Required work —
Read the listing and extract each line that includes the word "unit".

** START OF Source data **

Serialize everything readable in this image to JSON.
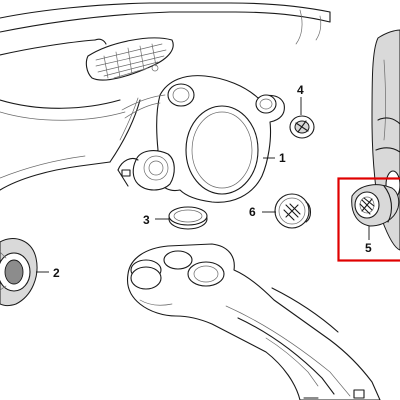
{
  "callouts": {
    "c1": "1",
    "c2": "2",
    "c3": "3",
    "c4": "4",
    "c5": "5",
    "c6": "6"
  },
  "colors": {
    "highlight_box": "#e00000",
    "line": "#1a1a1a",
    "shade": "#d9d9d9"
  }
}
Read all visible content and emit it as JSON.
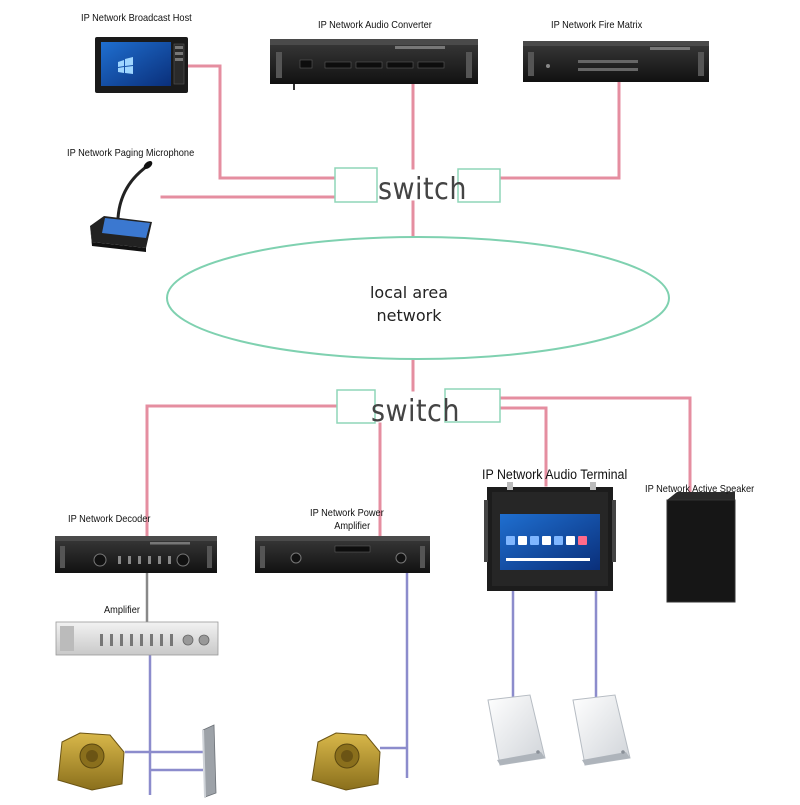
{
  "labels": {
    "broadcast_host": "IP Network Broadcast Host",
    "audio_converter": "IP Network Audio Converter",
    "fire_matrix": "IP Network Fire Matrix",
    "paging_microphone": "IP Network Paging Microphone",
    "switch_top": "switch",
    "lan_line1": "local area",
    "lan_line2": "network",
    "switch_bottom": "switch",
    "audio_terminal": "IP Network Audio Terminal",
    "active_speaker": "IP Network Active Speaker",
    "decoder": "IP Network Decoder",
    "power_amp_line1": "IP Network Power",
    "power_amp_line2": "Amplifier",
    "amplifier": "Amplifier"
  },
  "colors": {
    "network_link": "#e58ea0",
    "audio_link": "#8c8ccc",
    "switch_outline": "#8fd6b8",
    "lan_outline": "#7fd1b0",
    "device_dark": "#1c1c1c"
  },
  "icons": {
    "broadcast_host": "monitor-icon",
    "audio_converter": "rack-unit-icon",
    "fire_matrix": "rack-unit-icon",
    "paging_microphone": "gooseneck-mic-icon",
    "decoder": "rack-unit-icon",
    "power_amp": "rack-unit-icon",
    "amplifier": "rack-unit-icon",
    "audio_terminal": "touchscreen-panel-icon",
    "active_speaker": "speaker-cabinet-icon",
    "rock_speaker": "rock-speaker-icon",
    "column_speaker": "column-speaker-icon",
    "wall_speaker": "wall-speaker-icon"
  }
}
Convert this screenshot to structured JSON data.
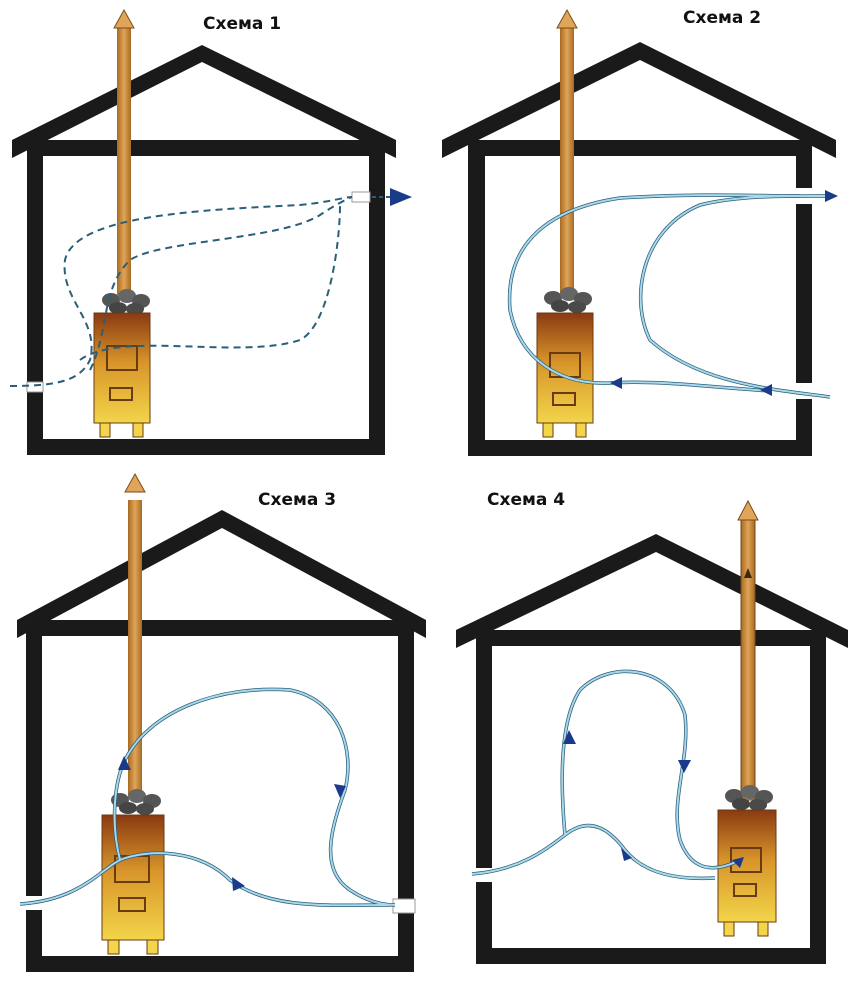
{
  "schemes": [
    {
      "title": "Схема 1"
    },
    {
      "title": "Схема 2"
    },
    {
      "title": "Схема 3"
    },
    {
      "title": "Схема 4"
    }
  ],
  "colors": {
    "house": "#1a1a1a",
    "chimney": "#c98a3a",
    "stove_top": "#8a3a12",
    "stove_bottom": "#f2d54a",
    "stones": "#555555",
    "air": "#a8d8ea",
    "air_stroke": "#2a5f7a",
    "arrow": "#1a3a8a"
  }
}
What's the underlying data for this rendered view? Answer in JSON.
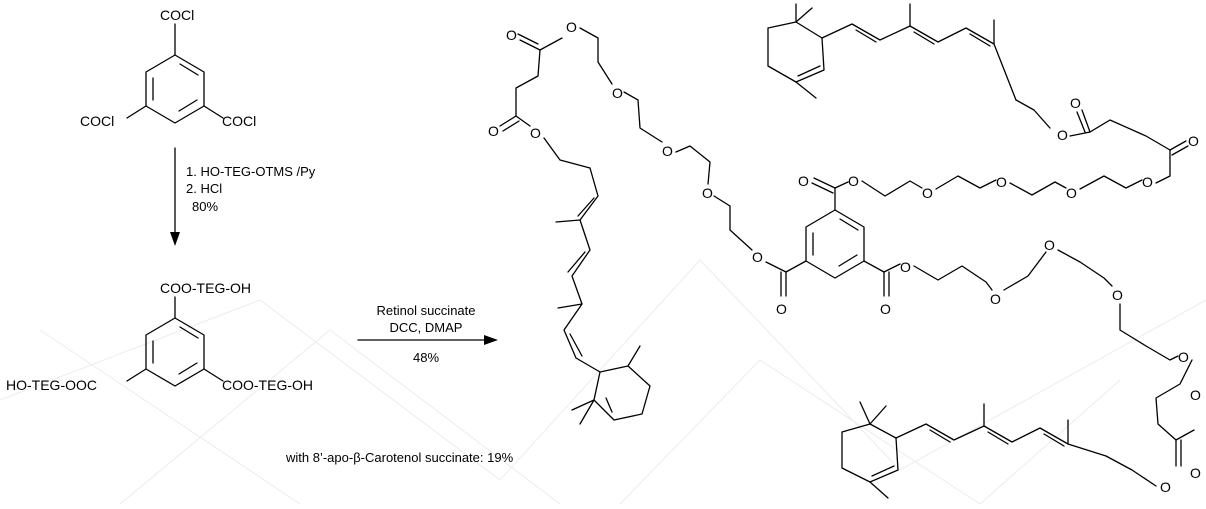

** END OF Source data **

The solution —
    "audio_converter": "rack-unit-icon",
    "fire_matrix": "rack-unit-icon",
    "decoder": "rack-unit-icon",
    "power_amp": "rack-unit-icon",
    "amplifier": "rack-unit-icon",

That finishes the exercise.